> **Task to carry out**
Retype each entry below, keeping every character the same.

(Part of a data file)
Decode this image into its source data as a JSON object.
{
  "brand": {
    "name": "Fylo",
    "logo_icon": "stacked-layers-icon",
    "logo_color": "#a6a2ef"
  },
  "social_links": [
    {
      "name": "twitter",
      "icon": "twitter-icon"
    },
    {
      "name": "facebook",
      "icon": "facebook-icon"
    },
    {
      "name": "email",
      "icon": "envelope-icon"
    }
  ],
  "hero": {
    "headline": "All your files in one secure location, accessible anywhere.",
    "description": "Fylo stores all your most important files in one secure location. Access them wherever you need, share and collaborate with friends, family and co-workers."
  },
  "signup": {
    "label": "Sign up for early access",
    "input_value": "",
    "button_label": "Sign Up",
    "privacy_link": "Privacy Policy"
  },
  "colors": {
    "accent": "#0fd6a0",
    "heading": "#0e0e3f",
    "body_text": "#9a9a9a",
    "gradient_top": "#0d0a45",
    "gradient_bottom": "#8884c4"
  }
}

> **Full answer**
Decode this image into its source data as a JSON object.
{
  "brand": {
    "name": "Fylo",
    "logo_icon": "stacked-layers-icon",
    "logo_color": "#a6a2ef"
  },
  "social_links": [
    {
      "name": "twitter",
      "icon": "twitter-icon"
    },
    {
      "name": "facebook",
      "icon": "facebook-icon"
    },
    {
      "name": "email",
      "icon": "envelope-icon"
    }
  ],
  "hero": {
    "headline": "All your files in one secure location, accessible anywhere.",
    "description": "Fylo stores all your most important files in one secure location. Access them wherever you need, share and collaborate with friends, family and co-workers."
  },
  "signup": {
    "label": "Sign up for early access",
    "input_value": "",
    "button_label": "Sign Up",
    "privacy_link": "Privacy Policy"
  },
  "colors": {
    "accent": "#0fd6a0",
    "heading": "#0e0e3f",
    "body_text": "#9a9a9a",
    "gradient_top": "#0d0a45",
    "gradient_bottom": "#8884c4"
  }
}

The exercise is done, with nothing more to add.